**What is expected:** Whenever a line below includes the word "Unknown", copy that line.

**Information provided:**
⁂
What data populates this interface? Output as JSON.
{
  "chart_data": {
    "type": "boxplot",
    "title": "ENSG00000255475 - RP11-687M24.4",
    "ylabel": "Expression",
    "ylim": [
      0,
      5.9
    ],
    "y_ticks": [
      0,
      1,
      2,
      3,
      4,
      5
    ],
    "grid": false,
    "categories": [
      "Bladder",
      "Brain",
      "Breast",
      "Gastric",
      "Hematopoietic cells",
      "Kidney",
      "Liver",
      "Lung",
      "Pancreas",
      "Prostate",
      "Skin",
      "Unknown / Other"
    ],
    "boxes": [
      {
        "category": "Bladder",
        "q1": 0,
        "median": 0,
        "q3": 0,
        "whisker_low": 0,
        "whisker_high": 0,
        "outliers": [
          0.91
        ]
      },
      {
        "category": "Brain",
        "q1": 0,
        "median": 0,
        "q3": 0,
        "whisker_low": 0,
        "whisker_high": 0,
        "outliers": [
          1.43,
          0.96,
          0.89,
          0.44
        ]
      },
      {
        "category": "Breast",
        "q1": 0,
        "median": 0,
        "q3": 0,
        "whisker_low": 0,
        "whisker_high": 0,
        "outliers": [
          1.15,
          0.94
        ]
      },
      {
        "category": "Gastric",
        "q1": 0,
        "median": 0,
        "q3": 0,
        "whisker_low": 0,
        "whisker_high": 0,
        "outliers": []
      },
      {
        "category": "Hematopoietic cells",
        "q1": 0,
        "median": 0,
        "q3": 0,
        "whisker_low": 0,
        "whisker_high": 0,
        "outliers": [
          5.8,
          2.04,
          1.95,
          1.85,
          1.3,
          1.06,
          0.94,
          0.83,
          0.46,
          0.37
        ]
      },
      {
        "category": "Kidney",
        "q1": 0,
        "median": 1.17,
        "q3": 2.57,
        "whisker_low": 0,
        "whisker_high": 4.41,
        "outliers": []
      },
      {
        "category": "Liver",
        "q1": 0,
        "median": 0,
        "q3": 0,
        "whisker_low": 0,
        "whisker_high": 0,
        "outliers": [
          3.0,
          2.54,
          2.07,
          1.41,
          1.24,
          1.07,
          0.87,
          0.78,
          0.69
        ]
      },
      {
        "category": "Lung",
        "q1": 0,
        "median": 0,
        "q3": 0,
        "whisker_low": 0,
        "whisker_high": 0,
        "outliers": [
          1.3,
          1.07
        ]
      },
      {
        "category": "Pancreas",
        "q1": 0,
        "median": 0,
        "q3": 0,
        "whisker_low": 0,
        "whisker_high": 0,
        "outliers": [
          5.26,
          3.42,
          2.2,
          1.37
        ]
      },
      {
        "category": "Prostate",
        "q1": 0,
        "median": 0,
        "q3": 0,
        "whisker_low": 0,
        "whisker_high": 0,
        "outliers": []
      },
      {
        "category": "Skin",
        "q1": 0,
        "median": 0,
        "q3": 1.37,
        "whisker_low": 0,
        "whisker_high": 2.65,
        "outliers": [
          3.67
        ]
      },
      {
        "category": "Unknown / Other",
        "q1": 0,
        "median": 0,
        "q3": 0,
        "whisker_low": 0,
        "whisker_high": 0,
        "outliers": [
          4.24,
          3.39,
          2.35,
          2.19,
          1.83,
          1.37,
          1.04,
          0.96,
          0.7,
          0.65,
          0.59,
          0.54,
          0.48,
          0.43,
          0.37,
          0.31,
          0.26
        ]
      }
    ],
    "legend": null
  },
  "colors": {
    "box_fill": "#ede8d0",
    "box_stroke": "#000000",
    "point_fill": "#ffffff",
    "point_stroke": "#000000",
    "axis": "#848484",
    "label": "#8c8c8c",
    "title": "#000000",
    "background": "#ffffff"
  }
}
⁂
**Your solution:**
      "Unknown / Other"
        "category": "Unknown / Other",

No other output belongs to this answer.